◆ Problem ◆
Go through the material below and count the lines with the string "GENUINE"; the number is the whole answer.

******************************

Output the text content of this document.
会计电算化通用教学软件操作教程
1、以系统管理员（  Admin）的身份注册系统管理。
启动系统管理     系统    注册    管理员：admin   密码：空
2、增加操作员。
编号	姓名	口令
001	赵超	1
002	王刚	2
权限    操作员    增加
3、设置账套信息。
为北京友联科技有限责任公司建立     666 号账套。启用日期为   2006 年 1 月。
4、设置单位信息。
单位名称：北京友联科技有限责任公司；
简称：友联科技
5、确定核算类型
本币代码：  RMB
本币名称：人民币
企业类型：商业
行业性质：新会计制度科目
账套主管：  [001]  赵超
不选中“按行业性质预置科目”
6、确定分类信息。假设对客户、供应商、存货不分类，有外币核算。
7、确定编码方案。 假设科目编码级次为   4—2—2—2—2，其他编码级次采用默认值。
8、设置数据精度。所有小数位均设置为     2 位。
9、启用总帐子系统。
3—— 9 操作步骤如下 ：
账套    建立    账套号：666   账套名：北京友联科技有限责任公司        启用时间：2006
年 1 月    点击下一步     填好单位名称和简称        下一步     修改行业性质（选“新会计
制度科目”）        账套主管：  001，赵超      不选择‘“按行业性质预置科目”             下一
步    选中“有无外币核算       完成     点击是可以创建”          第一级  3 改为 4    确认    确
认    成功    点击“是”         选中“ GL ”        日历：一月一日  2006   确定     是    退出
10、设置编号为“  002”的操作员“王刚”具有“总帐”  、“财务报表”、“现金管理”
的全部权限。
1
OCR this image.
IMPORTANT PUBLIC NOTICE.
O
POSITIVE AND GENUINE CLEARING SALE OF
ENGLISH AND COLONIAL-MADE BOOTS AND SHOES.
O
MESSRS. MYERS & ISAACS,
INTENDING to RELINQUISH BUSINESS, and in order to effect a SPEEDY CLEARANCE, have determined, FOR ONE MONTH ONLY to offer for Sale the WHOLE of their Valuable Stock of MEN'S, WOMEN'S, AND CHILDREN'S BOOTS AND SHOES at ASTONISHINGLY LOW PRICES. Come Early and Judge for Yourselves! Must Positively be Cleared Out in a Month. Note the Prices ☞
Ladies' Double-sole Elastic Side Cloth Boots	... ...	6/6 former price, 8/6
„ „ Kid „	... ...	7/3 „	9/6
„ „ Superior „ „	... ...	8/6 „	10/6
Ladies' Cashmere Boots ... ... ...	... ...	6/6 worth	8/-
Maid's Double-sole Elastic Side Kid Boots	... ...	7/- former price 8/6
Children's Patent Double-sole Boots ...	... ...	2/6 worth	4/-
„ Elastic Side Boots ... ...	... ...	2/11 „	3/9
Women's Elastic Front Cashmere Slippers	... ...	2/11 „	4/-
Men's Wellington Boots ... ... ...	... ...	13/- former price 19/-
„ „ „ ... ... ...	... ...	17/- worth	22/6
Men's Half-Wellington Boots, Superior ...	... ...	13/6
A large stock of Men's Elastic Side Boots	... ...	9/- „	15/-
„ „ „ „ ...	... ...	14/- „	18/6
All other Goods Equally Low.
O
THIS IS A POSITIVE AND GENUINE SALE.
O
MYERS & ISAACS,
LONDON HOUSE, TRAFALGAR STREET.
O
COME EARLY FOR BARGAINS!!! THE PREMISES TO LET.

******************************

◆ Solution to this task ◆
2